▶ _BRIEF_: Reproduce all the lines below exactly and omit the images.

▶ _SOURCE RECORDS_:
────────────────
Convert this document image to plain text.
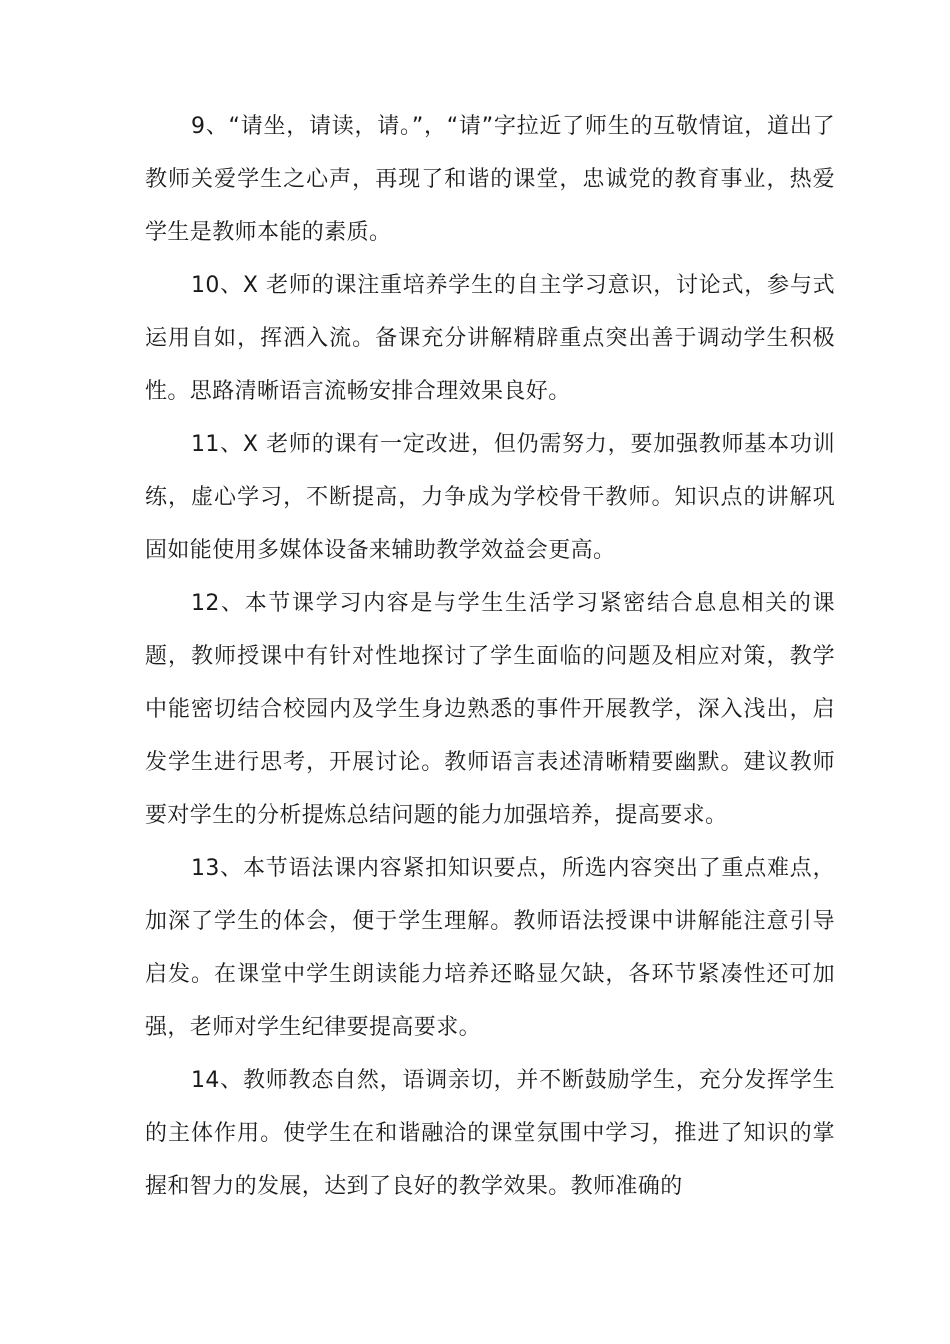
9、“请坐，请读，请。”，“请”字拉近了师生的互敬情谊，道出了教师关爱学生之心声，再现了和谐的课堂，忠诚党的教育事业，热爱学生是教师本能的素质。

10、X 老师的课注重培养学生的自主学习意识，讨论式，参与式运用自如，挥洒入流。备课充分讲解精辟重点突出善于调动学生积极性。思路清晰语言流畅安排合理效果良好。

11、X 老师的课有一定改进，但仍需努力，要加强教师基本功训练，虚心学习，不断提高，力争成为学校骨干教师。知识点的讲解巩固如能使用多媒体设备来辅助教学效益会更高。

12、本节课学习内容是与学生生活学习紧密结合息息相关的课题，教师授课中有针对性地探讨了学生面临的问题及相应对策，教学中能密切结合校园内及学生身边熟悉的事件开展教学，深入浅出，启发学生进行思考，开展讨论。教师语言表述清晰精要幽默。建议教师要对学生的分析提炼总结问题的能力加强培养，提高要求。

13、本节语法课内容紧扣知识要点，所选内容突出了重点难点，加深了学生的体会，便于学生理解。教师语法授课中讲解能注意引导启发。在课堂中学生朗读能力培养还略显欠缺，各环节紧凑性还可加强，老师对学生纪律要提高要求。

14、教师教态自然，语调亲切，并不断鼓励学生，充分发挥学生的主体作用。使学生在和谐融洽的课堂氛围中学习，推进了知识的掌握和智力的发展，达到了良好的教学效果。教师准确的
────────────────
▶ _THE COMPLETED TASK_:
Convert this document image to plain text.
9、“请坐，请读，请。”，“请”字拉近了师生的互敬情谊，道出了教师关爱学生之心声，再现了和谐的课堂，忠诚党的教育事业，热爱学生是教师本能的素质。

10、X 老师的课注重培养学生的自主学习意识，讨论式，参与式运用自如，挥洒入流。备课充分讲解精辟重点突出善于调动学生积极性。思路清晰语言流畅安排合理效果良好。

11、X 老师的课有一定改进，但仍需努力，要加强教师基本功训练，虚心学习，不断提高，力争成为学校骨干教师。知识点的讲解巩固如能使用多媒体设备来辅助教学效益会更高。

12、本节课学习内容是与学生生活学习紧密结合息息相关的课题，教师授课中有针对性地探讨了学生面临的问题及相应对策，教学中能密切结合校园内及学生身边熟悉的事件开展教学，深入浅出，启发学生进行思考，开展讨论。教师语言表述清晰精要幽默。建议教师要对学生的分析提炼总结问题的能力加强培养，提高要求。

13、本节语法课内容紧扣知识要点，所选内容突出了重点难点，加深了学生的体会，便于学生理解。教师语法授课中讲解能注意引导启发。在课堂中学生朗读能力培养还略显欠缺，各环节紧凑性还可加强，老师对学生纪律要提高要求。

14、教师教态自然，语调亲切，并不断鼓励学生，充分发挥学生的主体作用。使学生在和谐融洽的课堂氛围中学习，推进了知识的掌握和智力的发展，达到了良好的教学效果。教师准确的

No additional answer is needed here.